Copy each line in which the string "name" occurs.

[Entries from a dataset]

>>>

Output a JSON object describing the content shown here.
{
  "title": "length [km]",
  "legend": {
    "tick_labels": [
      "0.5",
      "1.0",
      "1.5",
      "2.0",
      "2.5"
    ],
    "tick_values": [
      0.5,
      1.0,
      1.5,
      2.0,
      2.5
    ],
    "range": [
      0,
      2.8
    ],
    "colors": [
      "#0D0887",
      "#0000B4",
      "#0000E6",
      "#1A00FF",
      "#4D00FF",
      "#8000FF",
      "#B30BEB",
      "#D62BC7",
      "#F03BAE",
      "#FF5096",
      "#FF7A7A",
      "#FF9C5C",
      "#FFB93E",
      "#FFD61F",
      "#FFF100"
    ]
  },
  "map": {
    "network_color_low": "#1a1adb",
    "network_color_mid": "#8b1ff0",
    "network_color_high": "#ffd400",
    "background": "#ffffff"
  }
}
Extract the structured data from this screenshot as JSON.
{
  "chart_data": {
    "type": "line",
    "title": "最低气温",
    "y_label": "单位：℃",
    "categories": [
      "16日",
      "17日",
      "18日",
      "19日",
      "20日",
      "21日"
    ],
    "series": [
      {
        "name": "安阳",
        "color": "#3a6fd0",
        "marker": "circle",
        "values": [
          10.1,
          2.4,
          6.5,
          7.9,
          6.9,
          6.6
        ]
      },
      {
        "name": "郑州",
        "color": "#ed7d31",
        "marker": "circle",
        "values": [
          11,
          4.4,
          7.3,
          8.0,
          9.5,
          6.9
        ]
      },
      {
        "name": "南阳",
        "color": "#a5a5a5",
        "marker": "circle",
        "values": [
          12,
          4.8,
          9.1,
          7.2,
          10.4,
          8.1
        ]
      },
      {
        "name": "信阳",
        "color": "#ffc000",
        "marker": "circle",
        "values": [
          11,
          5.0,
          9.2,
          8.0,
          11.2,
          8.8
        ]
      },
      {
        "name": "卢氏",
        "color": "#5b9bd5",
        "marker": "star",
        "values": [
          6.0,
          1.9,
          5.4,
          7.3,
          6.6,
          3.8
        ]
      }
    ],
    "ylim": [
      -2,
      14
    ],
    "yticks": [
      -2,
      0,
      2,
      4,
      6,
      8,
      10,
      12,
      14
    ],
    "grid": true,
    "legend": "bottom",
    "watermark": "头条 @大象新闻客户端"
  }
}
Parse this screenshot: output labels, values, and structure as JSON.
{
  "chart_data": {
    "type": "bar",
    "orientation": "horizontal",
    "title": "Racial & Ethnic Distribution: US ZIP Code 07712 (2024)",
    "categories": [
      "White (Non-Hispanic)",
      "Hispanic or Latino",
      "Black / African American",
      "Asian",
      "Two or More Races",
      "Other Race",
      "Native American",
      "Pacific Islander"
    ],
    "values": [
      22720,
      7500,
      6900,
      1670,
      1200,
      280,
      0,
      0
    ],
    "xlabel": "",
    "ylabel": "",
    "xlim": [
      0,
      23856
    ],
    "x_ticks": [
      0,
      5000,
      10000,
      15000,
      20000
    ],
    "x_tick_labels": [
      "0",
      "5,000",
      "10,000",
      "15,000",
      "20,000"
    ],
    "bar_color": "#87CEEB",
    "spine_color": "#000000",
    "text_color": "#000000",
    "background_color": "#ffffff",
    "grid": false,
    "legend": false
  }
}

<<<

Expected answer:
        "name": "安阳",
        "name": "郑州",
        "name": "南阳",
        "name": "信阳",
        "name": "卢氏",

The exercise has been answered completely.